▸ STATED GOAL
Skip the images and return the records below exactly.

==== DATA EXCERPTS ====

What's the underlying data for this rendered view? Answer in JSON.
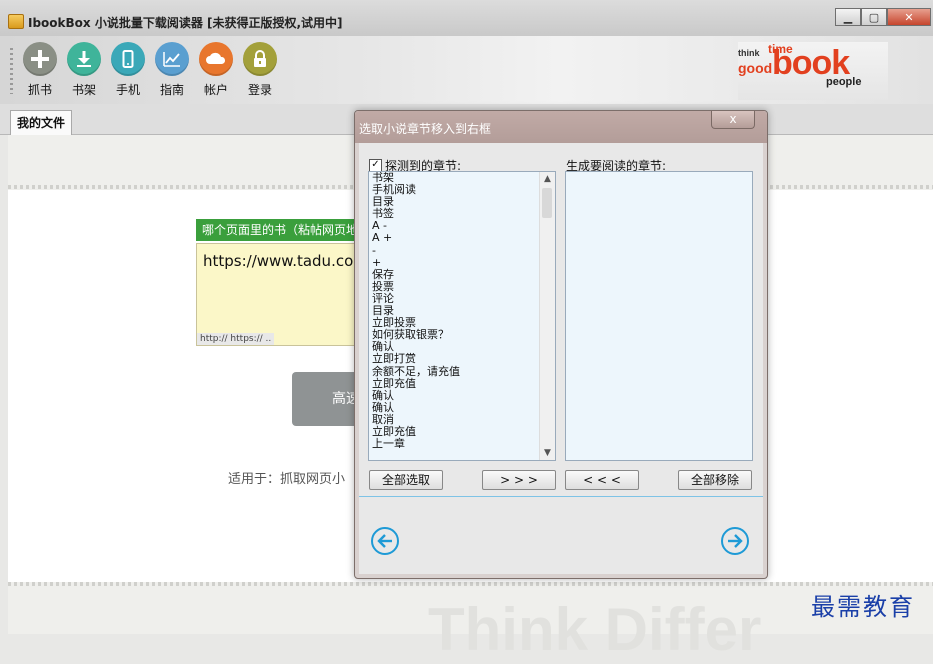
{
  "window": {
    "title": "IbookBox 小说批量下载阅读器 [未获得正版授权,试用中]"
  },
  "toolbar": {
    "items": [
      {
        "label": "抓书",
        "icon": "plus-icon",
        "color": "#8a8f85"
      },
      {
        "label": "书架",
        "icon": "download-icon",
        "color": "#3fb49a"
      },
      {
        "label": "手机",
        "icon": "phone-icon",
        "color": "#3aa8b8"
      },
      {
        "label": "指南",
        "icon": "chart-icon",
        "color": "#5a9fd0"
      },
      {
        "label": "帐户",
        "icon": "cloud-icon",
        "color": "#e8762d"
      },
      {
        "label": "登录",
        "icon": "lock-icon",
        "color": "#a3a03a"
      }
    ],
    "logo_text": "book",
    "logo_words": [
      "time",
      "good",
      "think",
      "people"
    ]
  },
  "tabs": {
    "active": "我的文件"
  },
  "main": {
    "url_label": "哪个页面里的书（粘帖网页地址",
    "url_value": "https://www.tadu.com/",
    "url_hint": "http:// https:// ..",
    "fast_button": "高速",
    "applies_text": "适用于：抓取网页小",
    "watermark": "Think Differ"
  },
  "dialog": {
    "title": "选取小说章节移入到右框",
    "close_symbol": "x",
    "left_label": "探测到的章节:",
    "left_checked": true,
    "right_label": "生成要阅读的章节:",
    "chapters": [
      "书架",
      "手机阅读",
      "目录",
      "书签",
      "A -",
      "A +",
      "-",
      "+",
      "保存",
      "投票",
      "评论",
      "目录",
      "立即投票",
      "如何获取银票？",
      "确认",
      "立即打赏",
      "余额不足，请充值",
      "立即充值",
      "确认",
      "确认",
      "取消",
      "立即充值",
      "上一章"
    ],
    "buttons": {
      "select_all": "全部选取",
      "move_right": "> > >",
      "move_left": "< < <",
      "remove_all": "全部移除"
    }
  },
  "brand_text": "最需教育"
}
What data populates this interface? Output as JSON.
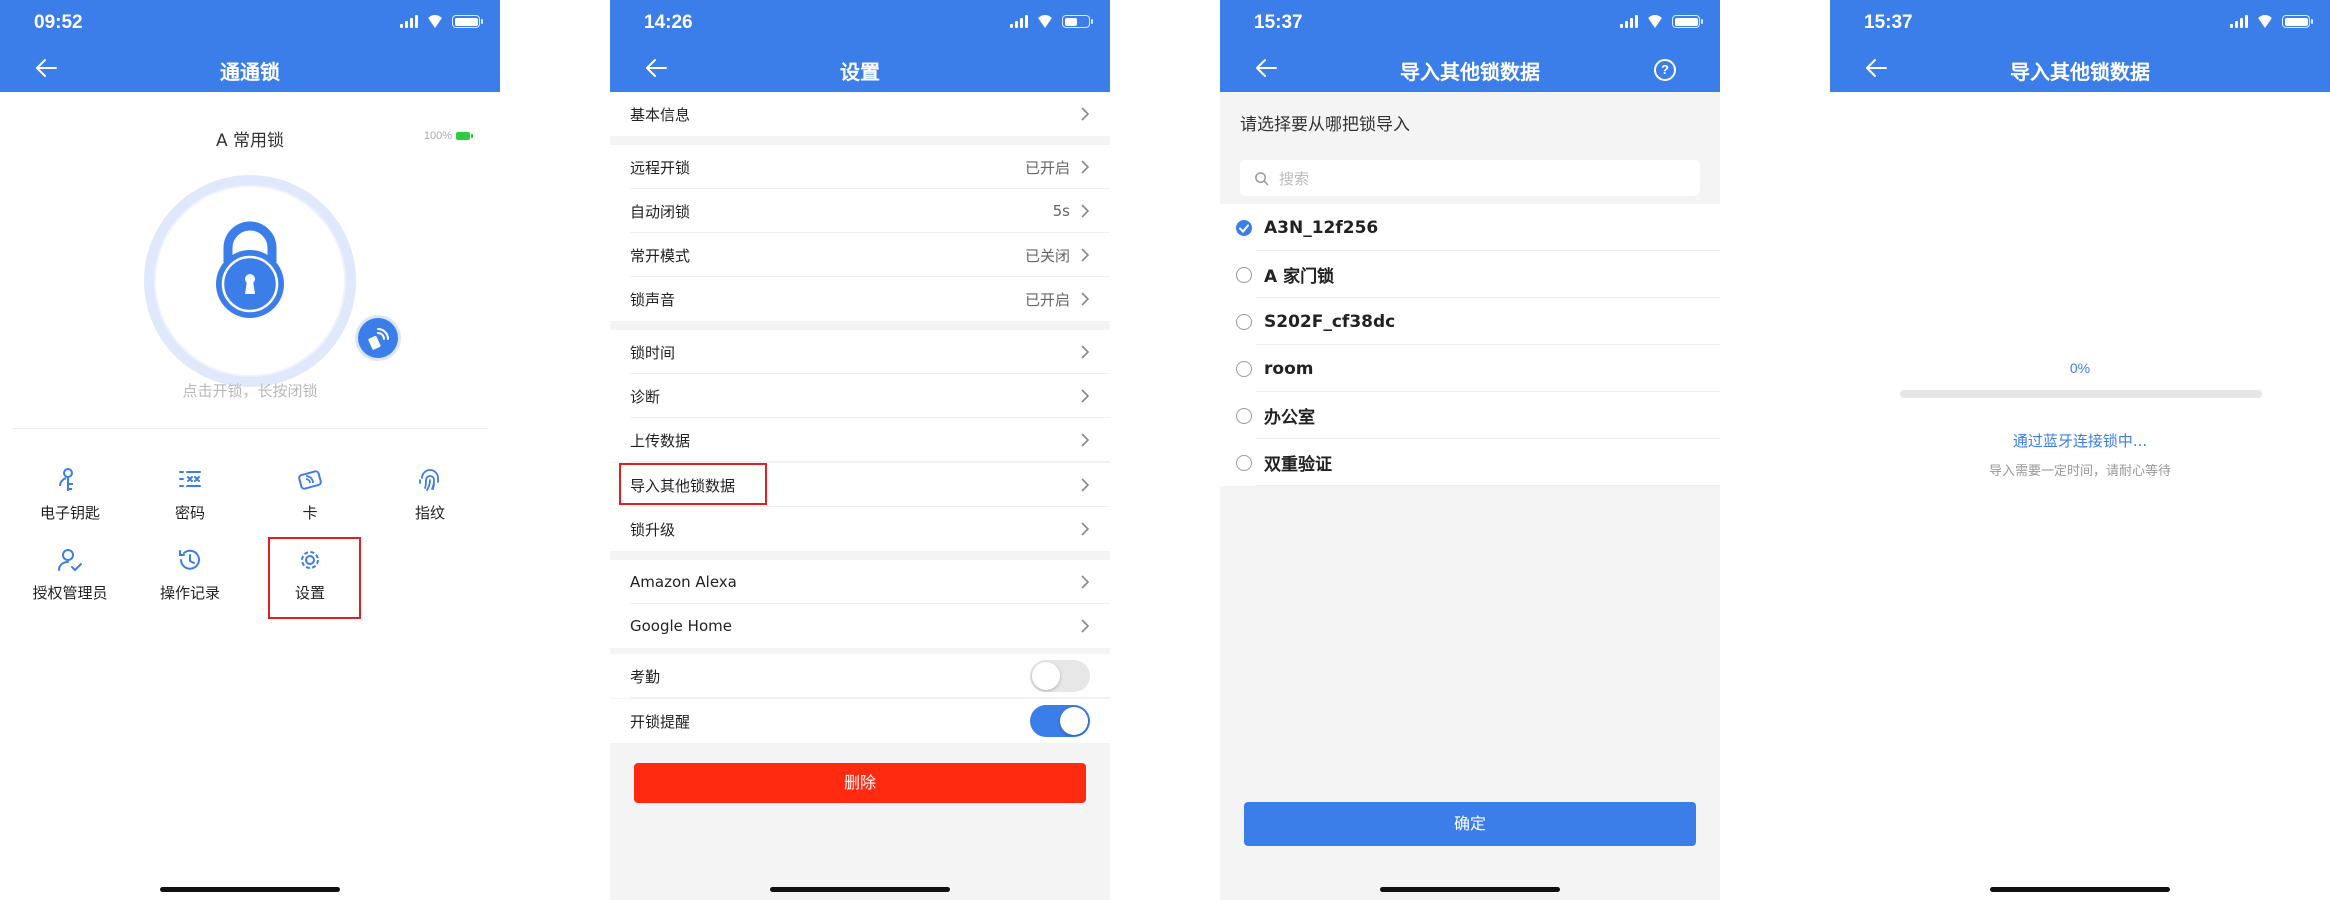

====

▸ FULL RESPONSE
What's the underlying data for this rendered view? Answer in JSON.
{
  "window": {
    "title": "IbookBox 小说批量下载阅读器 [未获得正版授权,试用中]"
  },
  "toolbar": {
    "items": [
      {
        "label": "抓书",
        "icon": "plus-icon",
        "color": "#8a8f85"
      },
      {
        "label": "书架",
        "icon": "download-icon",
        "color": "#3fb49a"
      },
      {
        "label": "手机",
        "icon": "phone-icon",
        "color": "#3aa8b8"
      },
      {
        "label": "指南",
        "icon": "chart-icon",
        "color": "#5a9fd0"
      },
      {
        "label": "帐户",
        "icon": "cloud-icon",
        "color": "#e8762d"
      },
      {
        "label": "登录",
        "icon": "lock-icon",
        "color": "#a3a03a"
      }
    ],
    "logo_text": "book",
    "logo_words": [
      "time",
      "good",
      "think",
      "people"
    ]
  },
  "tabs": {
    "active": "我的文件"
  },
  "main": {
    "url_label": "哪个页面里的书（粘帖网页地址",
    "url_value": "https://www.tadu.com/",
    "url_hint": "http:// https:// ..",
    "fast_button": "高速",
    "applies_text": "适用于：抓取网页小",
    "watermark": "Think Differ"
  },
  "dialog": {
    "title": "选取小说章节移入到右框",
    "close_symbol": "x",
    "left_label": "探测到的章节:",
    "left_checked": true,
    "right_label": "生成要阅读的章节:",
    "chapters": [
      "书架",
      "手机阅读",
      "目录",
      "书签",
      "A -",
      "A +",
      "-",
      "+",
      "保存",
      "投票",
      "评论",
      "目录",
      "立即投票",
      "如何获取银票？",
      "确认",
      "立即打赏",
      "余额不足，请充值",
      "立即充值",
      "确认",
      "确认",
      "取消",
      "立即充值",
      "上一章"
    ],
    "buttons": {
      "select_all": "全部选取",
      "move_right": "> > >",
      "move_left": "< < <",
      "remove_all": "全部移除"
    }
  },
  "brand_text": "最需教育"
}
What data populates this interface? Output as JSON.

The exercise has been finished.